**Instruction:** Each line that follows should be printed again exactly as it stands.
--- Start ---
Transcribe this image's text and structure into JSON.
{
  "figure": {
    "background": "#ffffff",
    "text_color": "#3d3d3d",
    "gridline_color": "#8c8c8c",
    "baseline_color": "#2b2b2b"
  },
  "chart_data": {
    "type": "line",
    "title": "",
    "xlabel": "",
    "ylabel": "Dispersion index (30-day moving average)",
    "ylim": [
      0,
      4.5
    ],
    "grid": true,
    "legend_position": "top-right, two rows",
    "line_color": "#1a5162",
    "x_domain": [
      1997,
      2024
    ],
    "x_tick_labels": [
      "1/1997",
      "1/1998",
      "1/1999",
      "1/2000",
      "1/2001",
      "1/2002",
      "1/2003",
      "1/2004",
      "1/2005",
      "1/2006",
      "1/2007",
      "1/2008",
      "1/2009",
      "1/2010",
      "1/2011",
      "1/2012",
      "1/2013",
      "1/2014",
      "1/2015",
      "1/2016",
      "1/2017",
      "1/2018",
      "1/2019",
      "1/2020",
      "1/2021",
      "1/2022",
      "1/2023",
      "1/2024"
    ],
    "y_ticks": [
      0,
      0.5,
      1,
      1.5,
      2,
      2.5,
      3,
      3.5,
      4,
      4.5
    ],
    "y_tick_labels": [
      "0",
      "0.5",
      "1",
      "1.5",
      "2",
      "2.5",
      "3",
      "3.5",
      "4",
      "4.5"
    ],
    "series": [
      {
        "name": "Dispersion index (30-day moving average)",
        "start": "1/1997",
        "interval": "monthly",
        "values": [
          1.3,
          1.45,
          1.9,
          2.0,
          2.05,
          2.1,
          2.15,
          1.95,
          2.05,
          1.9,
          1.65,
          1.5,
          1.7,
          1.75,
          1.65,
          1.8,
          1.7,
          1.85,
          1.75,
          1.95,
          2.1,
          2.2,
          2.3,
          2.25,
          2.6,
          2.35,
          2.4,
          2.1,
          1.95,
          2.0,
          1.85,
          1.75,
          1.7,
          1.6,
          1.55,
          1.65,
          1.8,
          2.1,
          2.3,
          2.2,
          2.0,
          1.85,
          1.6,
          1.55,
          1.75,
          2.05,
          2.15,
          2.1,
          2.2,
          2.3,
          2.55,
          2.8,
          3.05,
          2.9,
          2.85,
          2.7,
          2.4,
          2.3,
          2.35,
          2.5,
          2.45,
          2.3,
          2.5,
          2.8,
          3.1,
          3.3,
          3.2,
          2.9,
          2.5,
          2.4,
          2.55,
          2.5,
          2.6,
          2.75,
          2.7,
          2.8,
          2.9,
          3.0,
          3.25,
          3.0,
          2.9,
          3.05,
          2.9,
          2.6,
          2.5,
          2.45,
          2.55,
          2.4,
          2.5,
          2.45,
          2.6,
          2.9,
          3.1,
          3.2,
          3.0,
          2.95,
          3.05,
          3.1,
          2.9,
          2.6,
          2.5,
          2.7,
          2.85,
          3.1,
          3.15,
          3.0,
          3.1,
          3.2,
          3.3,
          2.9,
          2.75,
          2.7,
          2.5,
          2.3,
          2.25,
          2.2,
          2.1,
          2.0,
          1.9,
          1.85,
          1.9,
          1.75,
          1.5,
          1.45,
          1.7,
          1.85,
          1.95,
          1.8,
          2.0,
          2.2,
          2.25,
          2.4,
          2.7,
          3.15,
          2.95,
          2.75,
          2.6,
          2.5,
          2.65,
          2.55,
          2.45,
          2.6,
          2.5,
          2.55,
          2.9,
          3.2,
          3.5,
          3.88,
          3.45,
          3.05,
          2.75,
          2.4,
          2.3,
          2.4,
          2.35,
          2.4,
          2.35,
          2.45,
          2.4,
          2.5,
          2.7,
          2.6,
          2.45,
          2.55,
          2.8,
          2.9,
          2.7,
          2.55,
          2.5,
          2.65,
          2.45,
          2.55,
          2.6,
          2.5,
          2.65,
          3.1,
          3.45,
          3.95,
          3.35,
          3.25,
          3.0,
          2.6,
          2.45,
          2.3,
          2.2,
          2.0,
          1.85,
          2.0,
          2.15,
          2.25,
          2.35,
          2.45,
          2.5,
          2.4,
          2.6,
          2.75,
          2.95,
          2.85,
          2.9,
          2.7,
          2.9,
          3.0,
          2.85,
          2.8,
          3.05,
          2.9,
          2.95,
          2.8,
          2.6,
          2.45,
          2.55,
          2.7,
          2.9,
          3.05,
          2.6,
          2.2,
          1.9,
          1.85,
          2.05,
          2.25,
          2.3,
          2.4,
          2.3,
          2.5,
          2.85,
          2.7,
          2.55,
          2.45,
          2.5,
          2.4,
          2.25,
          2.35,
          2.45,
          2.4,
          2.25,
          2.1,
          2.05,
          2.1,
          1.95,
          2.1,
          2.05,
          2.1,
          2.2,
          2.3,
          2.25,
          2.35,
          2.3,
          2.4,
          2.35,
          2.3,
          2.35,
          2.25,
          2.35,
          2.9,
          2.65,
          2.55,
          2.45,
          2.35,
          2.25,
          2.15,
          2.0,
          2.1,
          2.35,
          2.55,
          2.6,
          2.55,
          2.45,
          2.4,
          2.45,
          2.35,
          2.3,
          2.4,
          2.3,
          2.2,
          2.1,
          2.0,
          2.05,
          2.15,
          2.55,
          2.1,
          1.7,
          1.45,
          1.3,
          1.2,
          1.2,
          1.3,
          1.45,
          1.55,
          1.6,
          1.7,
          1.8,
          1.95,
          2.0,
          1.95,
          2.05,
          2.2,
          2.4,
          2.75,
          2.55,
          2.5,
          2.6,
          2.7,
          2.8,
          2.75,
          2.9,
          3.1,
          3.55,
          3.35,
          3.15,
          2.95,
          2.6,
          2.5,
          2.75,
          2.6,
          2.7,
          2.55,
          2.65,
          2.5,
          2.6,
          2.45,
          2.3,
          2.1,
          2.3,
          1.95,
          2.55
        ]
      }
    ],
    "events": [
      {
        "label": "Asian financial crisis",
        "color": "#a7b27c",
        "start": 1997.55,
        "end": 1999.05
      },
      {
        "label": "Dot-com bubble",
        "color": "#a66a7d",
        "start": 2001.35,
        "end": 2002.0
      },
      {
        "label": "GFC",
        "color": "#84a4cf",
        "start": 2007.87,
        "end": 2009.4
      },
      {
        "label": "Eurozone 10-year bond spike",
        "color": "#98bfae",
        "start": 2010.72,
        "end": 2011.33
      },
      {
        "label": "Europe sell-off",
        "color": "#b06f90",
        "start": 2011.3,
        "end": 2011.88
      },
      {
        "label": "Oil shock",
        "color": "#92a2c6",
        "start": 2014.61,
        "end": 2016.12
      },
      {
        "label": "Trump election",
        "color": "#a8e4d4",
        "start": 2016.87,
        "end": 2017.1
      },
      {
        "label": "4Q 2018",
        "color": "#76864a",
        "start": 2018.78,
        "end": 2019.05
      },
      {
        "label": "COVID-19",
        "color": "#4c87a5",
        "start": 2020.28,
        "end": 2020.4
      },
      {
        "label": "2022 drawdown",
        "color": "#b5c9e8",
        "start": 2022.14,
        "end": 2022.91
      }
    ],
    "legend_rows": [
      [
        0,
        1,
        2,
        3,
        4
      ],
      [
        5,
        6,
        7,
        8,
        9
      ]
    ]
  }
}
--- End ---
**Output of the exercise:**
Transcribe this image's text and structure into JSON.
{
  "figure": {
    "background": "#ffffff",
    "text_color": "#3d3d3d",
    "gridline_color": "#8c8c8c",
    "baseline_color": "#2b2b2b"
  },
  "chart_data": {
    "type": "line",
    "title": "",
    "xlabel": "",
    "ylabel": "Dispersion index (30-day moving average)",
    "ylim": [
      0,
      4.5
    ],
    "grid": true,
    "legend_position": "top-right, two rows",
    "line_color": "#1a5162",
    "x_domain": [
      1997,
      2024
    ],
    "x_tick_labels": [
      "1/1997",
      "1/1998",
      "1/1999",
      "1/2000",
      "1/2001",
      "1/2002",
      "1/2003",
      "1/2004",
      "1/2005",
      "1/2006",
      "1/2007",
      "1/2008",
      "1/2009",
      "1/2010",
      "1/2011",
      "1/2012",
      "1/2013",
      "1/2014",
      "1/2015",
      "1/2016",
      "1/2017",
      "1/2018",
      "1/2019",
      "1/2020",
      "1/2021",
      "1/2022",
      "1/2023",
      "1/2024"
    ],
    "y_ticks": [
      0,
      0.5,
      1,
      1.5,
      2,
      2.5,
      3,
      3.5,
      4,
      4.5
    ],
    "y_tick_labels": [
      "0",
      "0.5",
      "1",
      "1.5",
      "2",
      "2.5",
      "3",
      "3.5",
      "4",
      "4.5"
    ],
    "series": [
      {
        "name": "Dispersion index (30-day moving average)",
        "start": "1/1997",
        "interval": "monthly",
        "values": [
          1.3,
          1.45,
          1.9,
          2.0,
          2.05,
          2.1,
          2.15,
          1.95,
          2.05,
          1.9,
          1.65,
          1.5,
          1.7,
          1.75,
          1.65,
          1.8,
          1.7,
          1.85,
          1.75,
          1.95,
          2.1,
          2.2,
          2.3,
          2.25,
          2.6,
          2.35,
          2.4,
          2.1,
          1.95,
          2.0,
          1.85,
          1.75,
          1.7,
          1.6,
          1.55,
          1.65,
          1.8,
          2.1,
          2.3,
          2.2,
          2.0,
          1.85,
          1.6,
          1.55,
          1.75,
          2.05,
          2.15,
          2.1,
          2.2,
          2.3,
          2.55,
          2.8,
          3.05,
          2.9,
          2.85,
          2.7,
          2.4,
          2.3,
          2.35,
          2.5,
          2.45,
          2.3,
          2.5,
          2.8,
          3.1,
          3.3,
          3.2,
          2.9,
          2.5,
          2.4,
          2.55,
          2.5,
          2.6,
          2.75,
          2.7,
          2.8,
          2.9,
          3.0,
          3.25,
          3.0,
          2.9,
          3.05,
          2.9,
          2.6,
          2.5,
          2.45,
          2.55,
          2.4,
          2.5,
          2.45,
          2.6,
          2.9,
          3.1,
          3.2,
          3.0,
          2.95,
          3.05,
          3.1,
          2.9,
          2.6,
          2.5,
          2.7,
          2.85,
          3.1,
          3.15,
          3.0,
          3.1,
          3.2,
          3.3,
          2.9,
          2.75,
          2.7,
          2.5,
          2.3,
          2.25,
          2.2,
          2.1,
          2.0,
          1.9,
          1.85,
          1.9,
          1.75,
          1.5,
          1.45,
          1.7,
          1.85,
          1.95,
          1.8,
          2.0,
          2.2,
          2.25,
          2.4,
          2.7,
          3.15,
          2.95,
          2.75,
          2.6,
          2.5,
          2.65,
          2.55,
          2.45,
          2.6,
          2.5,
          2.55,
          2.9,
          3.2,
          3.5,
          3.88,
          3.45,
          3.05,
          2.75,
          2.4,
          2.3,
          2.4,
          2.35,
          2.4,
          2.35,
          2.45,
          2.4,
          2.5,
          2.7,
          2.6,
          2.45,
          2.55,
          2.8,
          2.9,
          2.7,
          2.55,
          2.5,
          2.65,
          2.45,
          2.55,
          2.6,
          2.5,
          2.65,
          3.1,
          3.45,
          3.95,
          3.35,
          3.25,
          3.0,
          2.6,
          2.45,
          2.3,
          2.2,
          2.0,
          1.85,
          2.0,
          2.15,
          2.25,
          2.35,
          2.45,
          2.5,
          2.4,
          2.6,
          2.75,
          2.95,
          2.85,
          2.9,
          2.7,
          2.9,
          3.0,
          2.85,
          2.8,
          3.05,
          2.9,
          2.95,
          2.8,
          2.6,
          2.45,
          2.55,
          2.7,
          2.9,
          3.05,
          2.6,
          2.2,
          1.9,
          1.85,
          2.05,
          2.25,
          2.3,
          2.4,
          2.3,
          2.5,
          2.85,
          2.7,
          2.55,
          2.45,
          2.5,
          2.4,
          2.25,
          2.35,
          2.45,
          2.4,
          2.25,
          2.1,
          2.05,
          2.1,
          1.95,
          2.1,
          2.05,
          2.1,
          2.2,
          2.3,
          2.25,
          2.35,
          2.3,
          2.4,
          2.35,
          2.3,
          2.35,
          2.25,
          2.35,
          2.9,
          2.65,
          2.55,
          2.45,
          2.35,
          2.25,
          2.15,
          2.0,
          2.1,
          2.35,
          2.55,
          2.6,
          2.55,
          2.45,
          2.4,
          2.45,
          2.35,
          2.3,
          2.4,
          2.3,
          2.2,
          2.1,
          2.0,
          2.05,
          2.15,
          2.55,
          2.1,
          1.7,
          1.45,
          1.3,
          1.2,
          1.2,
          1.3,
          1.45,
          1.55,
          1.6,
          1.7,
          1.8,
          1.95,
          2.0,
          1.95,
          2.05,
          2.2,
          2.4,
          2.75,
          2.55,
          2.5,
          2.6,
          2.7,
          2.8,
          2.75,
          2.9,
          3.1,
          3.55,
          3.35,
          3.15,
          2.95,
          2.6,
          2.5,
          2.75,
          2.6,
          2.7,
          2.55,
          2.65,
          2.5,
          2.6,
          2.45,
          2.3,
          2.1,
          2.3,
          1.95,
          2.55
        ]
      }
    ],
    "events": [
      {
        "label": "Asian financial crisis",
        "color": "#a7b27c",
        "start": 1997.55,
        "end": 1999.05
      },
      {
        "label": "Dot-com bubble",
        "color": "#a66a7d",
        "start": 2001.35,
        "end": 2002.0
      },
      {
        "label": "GFC",
        "color": "#84a4cf",
        "start": 2007.87,
        "end": 2009.4
      },
      {
        "label": "Eurozone 10-year bond spike",
        "color": "#98bfae",
        "start": 2010.72,
        "end": 2011.33
      },
      {
        "label": "Europe sell-off",
        "color": "#b06f90",
        "start": 2011.3,
        "end": 2011.88
      },
      {
        "label": "Oil shock",
        "color": "#92a2c6",
        "start": 2014.61,
        "end": 2016.12
      },
      {
        "label": "Trump election",
        "color": "#a8e4d4",
        "start": 2016.87,
        "end": 2017.1
      },
      {
        "label": "4Q 2018",
        "color": "#76864a",
        "start": 2018.78,
        "end": 2019.05
      },
      {
        "label": "COVID-19",
        "color": "#4c87a5",
        "start": 2020.28,
        "end": 2020.4
      },
      {
        "label": "2022 drawdown",
        "color": "#b5c9e8",
        "start": 2022.14,
        "end": 2022.91
      }
    ],
    "legend_rows": [
      [
        0,
        1,
        2,
        3,
        4
      ],
      [
        5,
        6,
        7,
        8,
        9
      ]
    ]
  }
}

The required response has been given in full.